Goal:
Print all of the data exactly.

>> START Information given

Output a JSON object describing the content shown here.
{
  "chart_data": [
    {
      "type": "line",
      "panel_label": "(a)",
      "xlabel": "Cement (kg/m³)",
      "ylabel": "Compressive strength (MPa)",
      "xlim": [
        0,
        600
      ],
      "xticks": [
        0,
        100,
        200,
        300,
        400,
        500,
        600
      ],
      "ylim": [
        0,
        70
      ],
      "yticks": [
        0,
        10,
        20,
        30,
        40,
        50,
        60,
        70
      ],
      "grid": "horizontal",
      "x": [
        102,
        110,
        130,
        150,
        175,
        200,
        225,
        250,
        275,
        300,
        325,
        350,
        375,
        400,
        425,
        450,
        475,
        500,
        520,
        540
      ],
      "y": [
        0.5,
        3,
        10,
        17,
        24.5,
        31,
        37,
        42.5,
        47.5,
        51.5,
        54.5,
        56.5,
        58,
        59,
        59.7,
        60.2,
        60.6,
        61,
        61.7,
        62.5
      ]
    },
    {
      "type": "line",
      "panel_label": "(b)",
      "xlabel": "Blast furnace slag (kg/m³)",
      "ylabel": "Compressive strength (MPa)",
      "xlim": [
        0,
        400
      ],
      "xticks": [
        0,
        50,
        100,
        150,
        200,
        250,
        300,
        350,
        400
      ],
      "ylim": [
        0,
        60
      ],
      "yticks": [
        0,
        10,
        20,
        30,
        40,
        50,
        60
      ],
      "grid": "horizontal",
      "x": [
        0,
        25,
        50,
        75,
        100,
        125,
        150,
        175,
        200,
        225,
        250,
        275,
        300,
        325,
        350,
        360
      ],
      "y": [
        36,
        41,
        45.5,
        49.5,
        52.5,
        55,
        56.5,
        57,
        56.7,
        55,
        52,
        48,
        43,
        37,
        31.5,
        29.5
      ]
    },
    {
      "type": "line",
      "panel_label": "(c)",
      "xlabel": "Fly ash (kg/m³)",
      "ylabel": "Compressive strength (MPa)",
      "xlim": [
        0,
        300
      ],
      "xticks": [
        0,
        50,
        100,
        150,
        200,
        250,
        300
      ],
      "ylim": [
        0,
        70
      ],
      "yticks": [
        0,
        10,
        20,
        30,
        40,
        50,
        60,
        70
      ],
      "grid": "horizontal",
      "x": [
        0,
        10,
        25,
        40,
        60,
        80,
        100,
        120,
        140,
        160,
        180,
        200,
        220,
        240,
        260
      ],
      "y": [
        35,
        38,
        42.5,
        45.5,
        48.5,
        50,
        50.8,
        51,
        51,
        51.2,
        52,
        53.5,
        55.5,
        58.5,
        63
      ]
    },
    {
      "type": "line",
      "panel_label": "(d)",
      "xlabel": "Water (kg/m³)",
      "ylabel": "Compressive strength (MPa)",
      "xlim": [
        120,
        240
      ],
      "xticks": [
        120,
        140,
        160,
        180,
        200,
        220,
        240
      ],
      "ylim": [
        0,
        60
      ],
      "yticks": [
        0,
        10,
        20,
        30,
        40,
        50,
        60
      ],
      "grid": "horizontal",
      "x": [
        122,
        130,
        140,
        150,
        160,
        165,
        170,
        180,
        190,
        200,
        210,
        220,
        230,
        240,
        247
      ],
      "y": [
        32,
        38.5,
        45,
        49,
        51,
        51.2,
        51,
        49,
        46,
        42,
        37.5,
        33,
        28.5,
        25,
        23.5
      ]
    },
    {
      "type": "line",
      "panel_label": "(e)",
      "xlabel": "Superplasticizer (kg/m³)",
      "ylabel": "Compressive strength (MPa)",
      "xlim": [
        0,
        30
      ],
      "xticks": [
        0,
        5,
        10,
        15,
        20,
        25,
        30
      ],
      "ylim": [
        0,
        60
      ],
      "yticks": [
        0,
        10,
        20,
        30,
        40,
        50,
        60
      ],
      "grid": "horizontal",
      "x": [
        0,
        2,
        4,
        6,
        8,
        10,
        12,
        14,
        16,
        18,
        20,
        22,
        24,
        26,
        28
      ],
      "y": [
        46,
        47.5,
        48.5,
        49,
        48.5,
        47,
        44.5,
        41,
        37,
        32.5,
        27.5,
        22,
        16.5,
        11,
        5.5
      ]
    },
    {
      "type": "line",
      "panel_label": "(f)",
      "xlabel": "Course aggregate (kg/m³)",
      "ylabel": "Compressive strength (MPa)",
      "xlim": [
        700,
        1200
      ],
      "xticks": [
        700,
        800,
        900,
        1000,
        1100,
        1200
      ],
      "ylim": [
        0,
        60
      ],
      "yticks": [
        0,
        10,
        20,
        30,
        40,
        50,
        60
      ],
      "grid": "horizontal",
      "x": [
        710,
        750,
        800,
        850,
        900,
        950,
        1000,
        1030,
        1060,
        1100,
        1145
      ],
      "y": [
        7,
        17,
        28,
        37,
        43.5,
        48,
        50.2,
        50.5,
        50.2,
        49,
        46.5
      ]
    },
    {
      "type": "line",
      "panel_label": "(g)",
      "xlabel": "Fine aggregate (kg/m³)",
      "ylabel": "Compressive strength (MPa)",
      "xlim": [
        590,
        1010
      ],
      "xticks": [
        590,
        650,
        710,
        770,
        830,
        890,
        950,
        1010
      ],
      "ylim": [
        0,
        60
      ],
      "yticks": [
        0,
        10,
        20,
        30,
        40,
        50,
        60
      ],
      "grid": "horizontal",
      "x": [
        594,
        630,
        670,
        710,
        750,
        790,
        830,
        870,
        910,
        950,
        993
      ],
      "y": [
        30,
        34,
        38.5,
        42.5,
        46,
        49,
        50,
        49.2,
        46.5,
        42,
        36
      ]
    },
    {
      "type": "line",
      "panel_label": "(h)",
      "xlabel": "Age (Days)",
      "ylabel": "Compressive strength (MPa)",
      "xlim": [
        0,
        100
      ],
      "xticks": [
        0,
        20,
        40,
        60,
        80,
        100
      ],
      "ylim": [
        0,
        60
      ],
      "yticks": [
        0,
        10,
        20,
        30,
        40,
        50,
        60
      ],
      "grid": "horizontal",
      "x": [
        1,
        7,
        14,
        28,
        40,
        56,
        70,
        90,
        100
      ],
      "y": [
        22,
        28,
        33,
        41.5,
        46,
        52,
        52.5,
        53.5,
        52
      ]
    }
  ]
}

>> END Information given

Exercise output:
Output a JSON object describing the content shown here.
{
  "chart_data": [
    {
      "type": "line",
      "panel_label": "(a)",
      "xlabel": "Cement (kg/m³)",
      "ylabel": "Compressive strength (MPa)",
      "xlim": [
        0,
        600
      ],
      "xticks": [
        0,
        100,
        200,
        300,
        400,
        500,
        600
      ],
      "ylim": [
        0,
        70
      ],
      "yticks": [
        0,
        10,
        20,
        30,
        40,
        50,
        60,
        70
      ],
      "grid": "horizontal",
      "x": [
        102,
        110,
        130,
        150,
        175,
        200,
        225,
        250,
        275,
        300,
        325,
        350,
        375,
        400,
        425,
        450,
        475,
        500,
        520,
        540
      ],
      "y": [
        0.5,
        3,
        10,
        17,
        24.5,
        31,
        37,
        42.5,
        47.5,
        51.5,
        54.5,
        56.5,
        58,
        59,
        59.7,
        60.2,
        60.6,
        61,
        61.7,
        62.5
      ]
    },
    {
      "type": "line",
      "panel_label": "(b)",
      "xlabel": "Blast furnace slag (kg/m³)",
      "ylabel": "Compressive strength (MPa)",
      "xlim": [
        0,
        400
      ],
      "xticks": [
        0,
        50,
        100,
        150,
        200,
        250,
        300,
        350,
        400
      ],
      "ylim": [
        0,
        60
      ],
      "yticks": [
        0,
        10,
        20,
        30,
        40,
        50,
        60
      ],
      "grid": "horizontal",
      "x": [
        0,
        25,
        50,
        75,
        100,
        125,
        150,
        175,
        200,
        225,
        250,
        275,
        300,
        325,
        350,
        360
      ],
      "y": [
        36,
        41,
        45.5,
        49.5,
        52.5,
        55,
        56.5,
        57,
        56.7,
        55,
        52,
        48,
        43,
        37,
        31.5,
        29.5
      ]
    },
    {
      "type": "line",
      "panel_label": "(c)",
      "xlabel": "Fly ash (kg/m³)",
      "ylabel": "Compressive strength (MPa)",
      "xlim": [
        0,
        300
      ],
      "xticks": [
        0,
        50,
        100,
        150,
        200,
        250,
        300
      ],
      "ylim": [
        0,
        70
      ],
      "yticks": [
        0,
        10,
        20,
        30,
        40,
        50,
        60,
        70
      ],
      "grid": "horizontal",
      "x": [
        0,
        10,
        25,
        40,
        60,
        80,
        100,
        120,
        140,
        160,
        180,
        200,
        220,
        240,
        260
      ],
      "y": [
        35,
        38,
        42.5,
        45.5,
        48.5,
        50,
        50.8,
        51,
        51,
        51.2,
        52,
        53.5,
        55.5,
        58.5,
        63
      ]
    },
    {
      "type": "line",
      "panel_label": "(d)",
      "xlabel": "Water (kg/m³)",
      "ylabel": "Compressive strength (MPa)",
      "xlim": [
        120,
        240
      ],
      "xticks": [
        120,
        140,
        160,
        180,
        200,
        220,
        240
      ],
      "ylim": [
        0,
        60
      ],
      "yticks": [
        0,
        10,
        20,
        30,
        40,
        50,
        60
      ],
      "grid": "horizontal",
      "x": [
        122,
        130,
        140,
        150,
        160,
        165,
        170,
        180,
        190,
        200,
        210,
        220,
        230,
        240,
        247
      ],
      "y": [
        32,
        38.5,
        45,
        49,
        51,
        51.2,
        51,
        49,
        46,
        42,
        37.5,
        33,
        28.5,
        25,
        23.5
      ]
    },
    {
      "type": "line",
      "panel_label": "(e)",
      "xlabel": "Superplasticizer (kg/m³)",
      "ylabel": "Compressive strength (MPa)",
      "xlim": [
        0,
        30
      ],
      "xticks": [
        0,
        5,
        10,
        15,
        20,
        25,
        30
      ],
      "ylim": [
        0,
        60
      ],
      "yticks": [
        0,
        10,
        20,
        30,
        40,
        50,
        60
      ],
      "grid": "horizontal",
      "x": [
        0,
        2,
        4,
        6,
        8,
        10,
        12,
        14,
        16,
        18,
        20,
        22,
        24,
        26,
        28
      ],
      "y": [
        46,
        47.5,
        48.5,
        49,
        48.5,
        47,
        44.5,
        41,
        37,
        32.5,
        27.5,
        22,
        16.5,
        11,
        5.5
      ]
    },
    {
      "type": "line",
      "panel_label": "(f)",
      "xlabel": "Course aggregate (kg/m³)",
      "ylabel": "Compressive strength (MPa)",
      "xlim": [
        700,
        1200
      ],
      "xticks": [
        700,
        800,
        900,
        1000,
        1100,
        1200
      ],
      "ylim": [
        0,
        60
      ],
      "yticks": [
        0,
        10,
        20,
        30,
        40,
        50,
        60
      ],
      "grid": "horizontal",
      "x": [
        710,
        750,
        800,
        850,
        900,
        950,
        1000,
        1030,
        1060,
        1100,
        1145
      ],
      "y": [
        7,
        17,
        28,
        37,
        43.5,
        48,
        50.2,
        50.5,
        50.2,
        49,
        46.5
      ]
    },
    {
      "type": "line",
      "panel_label": "(g)",
      "xlabel": "Fine aggregate (kg/m³)",
      "ylabel": "Compressive strength (MPa)",
      "xlim": [
        590,
        1010
      ],
      "xticks": [
        590,
        650,
        710,
        770,
        830,
        890,
        950,
        1010
      ],
      "ylim": [
        0,
        60
      ],
      "yticks": [
        0,
        10,
        20,
        30,
        40,
        50,
        60
      ],
      "grid": "horizontal",
      "x": [
        594,
        630,
        670,
        710,
        750,
        790,
        830,
        870,
        910,
        950,
        993
      ],
      "y": [
        30,
        34,
        38.5,
        42.5,
        46,
        49,
        50,
        49.2,
        46.5,
        42,
        36
      ]
    },
    {
      "type": "line",
      "panel_label": "(h)",
      "xlabel": "Age (Days)",
      "ylabel": "Compressive strength (MPa)",
      "xlim": [
        0,
        100
      ],
      "xticks": [
        0,
        20,
        40,
        60,
        80,
        100
      ],
      "ylim": [
        0,
        60
      ],
      "yticks": [
        0,
        10,
        20,
        30,
        40,
        50,
        60
      ],
      "grid": "horizontal",
      "x": [
        1,
        7,
        14,
        28,
        40,
        56,
        70,
        90,
        100
      ],
      "y": [
        22,
        28,
        33,
        41.5,
        46,
        52,
        52.5,
        53.5,
        52
      ]
    }
  ]
}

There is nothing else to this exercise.